**Data to use:**
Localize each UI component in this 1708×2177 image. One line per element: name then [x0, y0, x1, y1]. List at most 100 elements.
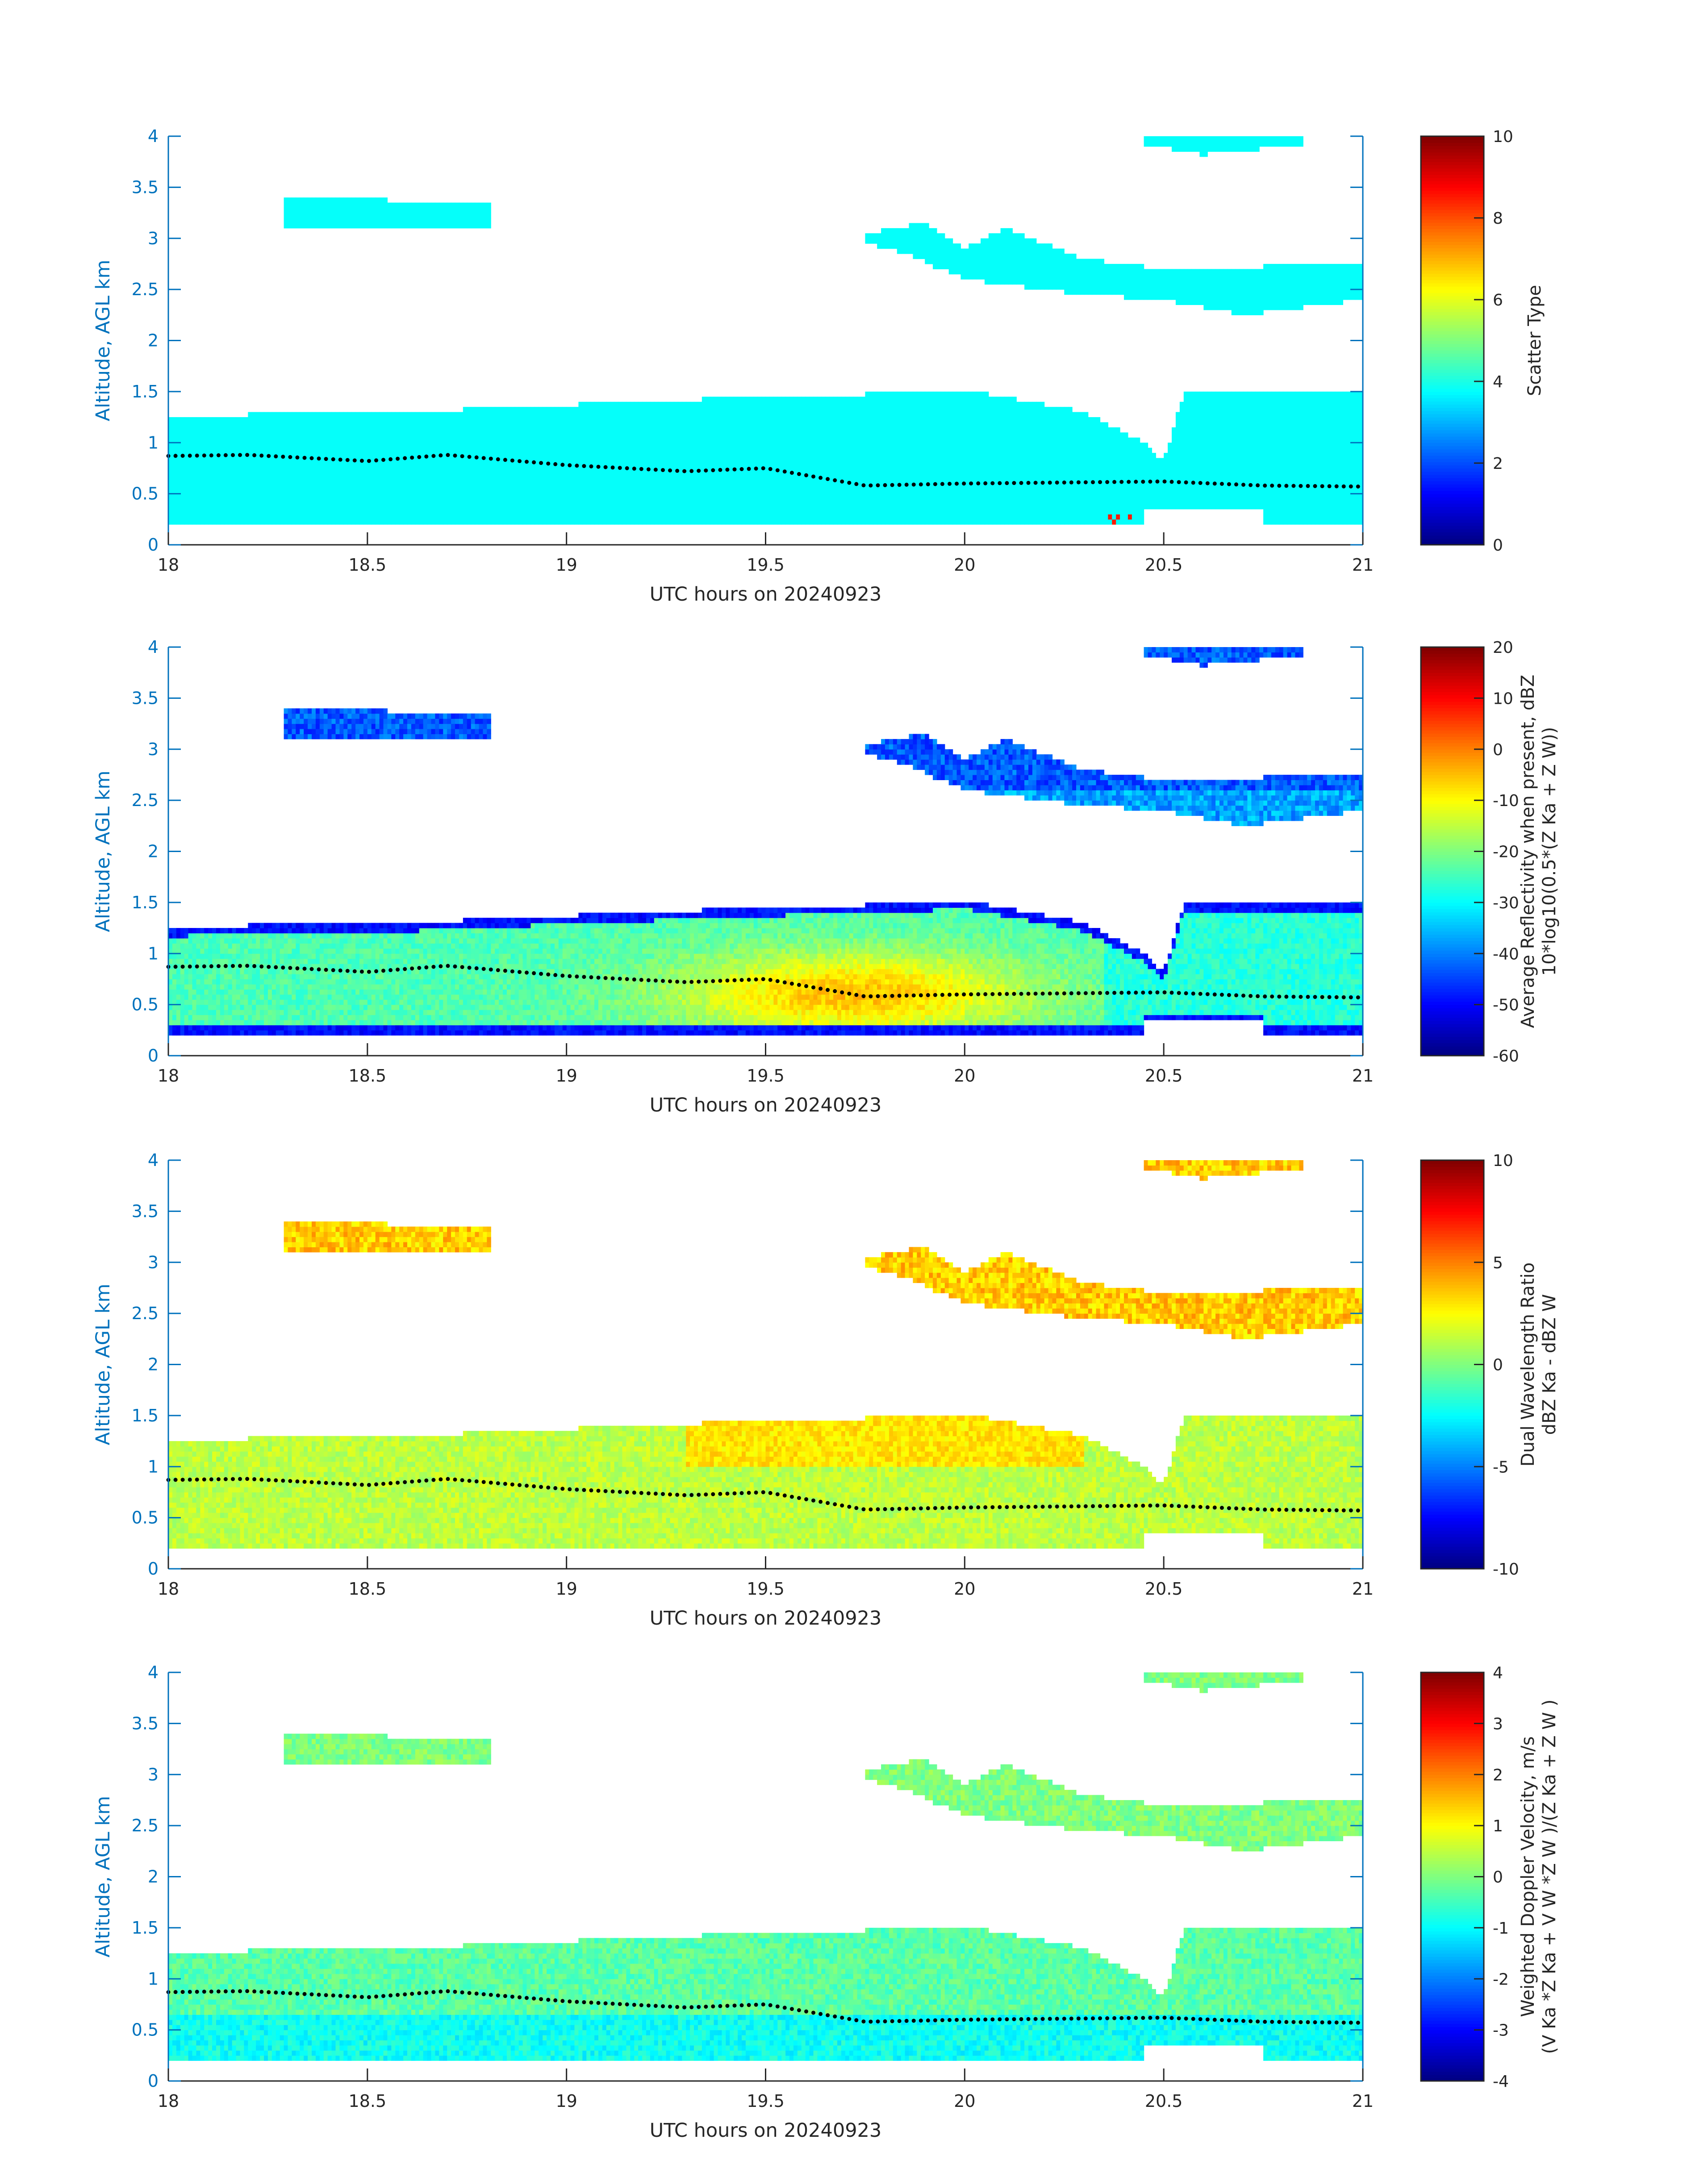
heatmap-cell: [590, 499, 595, 504]
heatmap-cell: [455, 519, 459, 525]
heatmap-cell: [777, 514, 782, 519]
heatmap-cell: [945, 422, 949, 428]
heatmap-cell: [380, 417, 384, 422]
heatmap-cell: [367, 412, 372, 418]
heatmap-cell: [304, 499, 308, 504]
heatmap-cell: [921, 468, 925, 473]
heatmap-cell: [698, 448, 702, 453]
heatmap-cell: [869, 473, 873, 479]
heatmap-cell: [527, 407, 531, 412]
heatmap-cell: [543, 438, 547, 443]
heatmap-cell: [754, 432, 758, 438]
heatmap-cell: [343, 213, 348, 218]
heatmap-cell: [945, 499, 949, 504]
heatmap-cell: [304, 468, 308, 473]
heatmap-cell: [929, 438, 933, 443]
heatmap-cell: [638, 427, 643, 433]
heatmap-cell: [439, 443, 443, 448]
heatmap-cell: [634, 489, 639, 494]
heatmap-cell: [483, 412, 487, 418]
heatmap-cell: [810, 438, 814, 443]
heatmap-cell: [244, 473, 248, 479]
heatmap-cell: [308, 412, 312, 418]
heatmap-cell: [817, 432, 822, 438]
heatmap-cell: [746, 499, 750, 504]
heatmap-cell: [881, 448, 885, 453]
heatmap-cell: [682, 412, 686, 418]
heatmap-cell: [499, 432, 503, 438]
heatmap-cell: [646, 458, 651, 464]
heatmap-cell: [399, 499, 404, 504]
heatmap-cell: [686, 448, 690, 453]
heatmap-cell: [320, 448, 324, 453]
heatmap-cell: [937, 243, 941, 249]
heatmap-cell: [785, 514, 790, 519]
heatmap-cell: [252, 422, 256, 428]
heatmap-cell: [439, 519, 443, 525]
heatmap-cell: [415, 468, 420, 473]
heatmap-cell: [555, 468, 559, 473]
heatmap-cell: [873, 432, 877, 438]
heatmap-cell: [467, 494, 472, 499]
heatmap-cell: [889, 417, 894, 422]
heatmap-cell: [726, 489, 730, 494]
heatmap-cell: [204, 438, 209, 443]
heatmap-cell: [308, 223, 312, 228]
heatmap-cell: [284, 463, 288, 468]
heatmap-cell: [869, 417, 873, 422]
heatmap-cell: [810, 458, 814, 464]
heatmap-cell: [742, 427, 746, 433]
heatmap-cell: [726, 448, 730, 453]
heatmap-cell: [312, 197, 316, 203]
heatmap-cell: [630, 519, 635, 525]
heatmap-cell: [806, 402, 810, 407]
heatmap-cell: [463, 417, 468, 422]
heatmap-cell: [367, 468, 372, 473]
heatmap-cell: [686, 484, 690, 489]
heatmap-cell: [793, 468, 798, 473]
heatmap-cell: [284, 514, 288, 519]
heatmap-cell: [806, 412, 810, 418]
heatmap-cell: [718, 473, 722, 479]
heatmap-cell: [339, 197, 344, 203]
heatmap-cell: [220, 443, 225, 448]
heatmap-cell: [933, 402, 937, 407]
heatmap-cell: [491, 427, 495, 433]
heatmap-cell: [511, 463, 515, 468]
heatmap-cell: [487, 499, 491, 504]
heatmap-cell: [272, 468, 276, 473]
heatmap-cell: [328, 473, 332, 479]
heatmap-cell: [810, 494, 814, 499]
heatmap-cell: [634, 478, 639, 484]
heatmap-cell: [789, 458, 794, 464]
heatmap-cell: [598, 443, 603, 448]
heatmap-cell: [582, 422, 587, 428]
heatmap-cell: [925, 494, 929, 499]
heatmap-cell: [810, 468, 814, 473]
heatmap-cell: [304, 203, 308, 208]
heatmap-cell: [662, 407, 667, 412]
heatmap-cell: [523, 478, 527, 484]
heatmap-cell: [881, 427, 885, 433]
heatmap-cell: [555, 407, 559, 412]
heatmap-cell: [228, 489, 233, 494]
heatmap-cell: [212, 463, 217, 468]
heatmap-cell: [252, 443, 256, 448]
heatmap-cell: [539, 453, 543, 458]
heatmap-cell: [455, 509, 459, 514]
heatmap-cell: [339, 422, 344, 428]
heatmap-cell: [706, 448, 710, 453]
heatmap-cell: [339, 489, 344, 494]
heatmap-cell: [339, 208, 344, 213]
heatmap-cell: [606, 468, 611, 473]
heatmap-cell: [212, 432, 217, 438]
heatmap-cell: [630, 494, 635, 499]
heatmap-cell: [841, 499, 846, 504]
heatmap-cell: [670, 427, 675, 433]
heatmap-cell: [439, 223, 443, 228]
heatmap-cell: [814, 499, 818, 504]
heatmap-cell: [535, 468, 539, 473]
heatmap-cell: [288, 223, 292, 228]
heatmap-cell: [336, 213, 340, 218]
heatmap-cell: [511, 422, 515, 428]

**Do this:**
Write out the entries again with "UI component" swapped for "interface item" and every other part left as it is. Omit the pictures.

**Response to this task:**
Localize each interface item in this 1708×2177 image. One line per element: name then [x0, y0, x1, y1]. List at most 100 elements.
heatmap-cell: [590, 499, 595, 504]
heatmap-cell: [455, 519, 459, 525]
heatmap-cell: [777, 514, 782, 519]
heatmap-cell: [945, 422, 949, 428]
heatmap-cell: [380, 417, 384, 422]
heatmap-cell: [367, 412, 372, 418]
heatmap-cell: [304, 499, 308, 504]
heatmap-cell: [921, 468, 925, 473]
heatmap-cell: [698, 448, 702, 453]
heatmap-cell: [869, 473, 873, 479]
heatmap-cell: [527, 407, 531, 412]
heatmap-cell: [543, 438, 547, 443]
heatmap-cell: [754, 432, 758, 438]
heatmap-cell: [343, 213, 348, 218]
heatmap-cell: [945, 499, 949, 504]
heatmap-cell: [304, 468, 308, 473]
heatmap-cell: [929, 438, 933, 443]
heatmap-cell: [638, 427, 643, 433]
heatmap-cell: [439, 443, 443, 448]
heatmap-cell: [634, 489, 639, 494]
heatmap-cell: [483, 412, 487, 418]
heatmap-cell: [810, 438, 814, 443]
heatmap-cell: [244, 473, 248, 479]
heatmap-cell: [308, 412, 312, 418]
heatmap-cell: [817, 432, 822, 438]
heatmap-cell: [746, 499, 750, 504]
heatmap-cell: [881, 448, 885, 453]
heatmap-cell: [682, 412, 686, 418]
heatmap-cell: [499, 432, 503, 438]
heatmap-cell: [646, 458, 651, 464]
heatmap-cell: [399, 499, 404, 504]
heatmap-cell: [686, 448, 690, 453]
heatmap-cell: [320, 448, 324, 453]
heatmap-cell: [937, 243, 941, 249]
heatmap-cell: [785, 514, 790, 519]
heatmap-cell: [252, 422, 256, 428]
heatmap-cell: [439, 519, 443, 525]
heatmap-cell: [415, 468, 420, 473]
heatmap-cell: [555, 468, 559, 473]
heatmap-cell: [873, 432, 877, 438]
heatmap-cell: [467, 494, 472, 499]
heatmap-cell: [889, 417, 894, 422]
heatmap-cell: [726, 489, 730, 494]
heatmap-cell: [204, 438, 209, 443]
heatmap-cell: [308, 223, 312, 228]
heatmap-cell: [284, 463, 288, 468]
heatmap-cell: [869, 417, 873, 422]
heatmap-cell: [810, 458, 814, 464]
heatmap-cell: [742, 427, 746, 433]
heatmap-cell: [726, 448, 730, 453]
heatmap-cell: [312, 197, 316, 203]
heatmap-cell: [630, 519, 635, 525]
heatmap-cell: [806, 402, 810, 407]
heatmap-cell: [463, 417, 468, 422]
heatmap-cell: [367, 468, 372, 473]
heatmap-cell: [686, 484, 690, 489]
heatmap-cell: [793, 468, 798, 473]
heatmap-cell: [284, 514, 288, 519]
heatmap-cell: [806, 412, 810, 418]
heatmap-cell: [718, 473, 722, 479]
heatmap-cell: [339, 197, 344, 203]
heatmap-cell: [220, 443, 225, 448]
heatmap-cell: [933, 402, 937, 407]
heatmap-cell: [491, 427, 495, 433]
heatmap-cell: [511, 463, 515, 468]
heatmap-cell: [487, 499, 491, 504]
heatmap-cell: [272, 468, 276, 473]
heatmap-cell: [328, 473, 332, 479]
heatmap-cell: [810, 494, 814, 499]
heatmap-cell: [634, 478, 639, 484]
heatmap-cell: [789, 458, 794, 464]
heatmap-cell: [598, 443, 603, 448]
heatmap-cell: [582, 422, 587, 428]
heatmap-cell: [925, 494, 929, 499]
heatmap-cell: [810, 468, 814, 473]
heatmap-cell: [304, 203, 308, 208]
heatmap-cell: [662, 407, 667, 412]
heatmap-cell: [523, 478, 527, 484]
heatmap-cell: [881, 427, 885, 433]
heatmap-cell: [555, 407, 559, 412]
heatmap-cell: [228, 489, 233, 494]
heatmap-cell: [212, 463, 217, 468]
heatmap-cell: [252, 443, 256, 448]
heatmap-cell: [539, 453, 543, 458]
heatmap-cell: [455, 509, 459, 514]
heatmap-cell: [339, 422, 344, 428]
heatmap-cell: [706, 448, 710, 453]
heatmap-cell: [339, 489, 344, 494]
heatmap-cell: [339, 208, 344, 213]
heatmap-cell: [606, 468, 611, 473]
heatmap-cell: [212, 432, 217, 438]
heatmap-cell: [630, 494, 635, 499]
heatmap-cell: [841, 499, 846, 504]
heatmap-cell: [670, 427, 675, 433]
heatmap-cell: [439, 223, 443, 228]
heatmap-cell: [814, 499, 818, 504]
heatmap-cell: [535, 468, 539, 473]
heatmap-cell: [288, 223, 292, 228]
heatmap-cell: [336, 213, 340, 218]
heatmap-cell: [511, 422, 515, 428]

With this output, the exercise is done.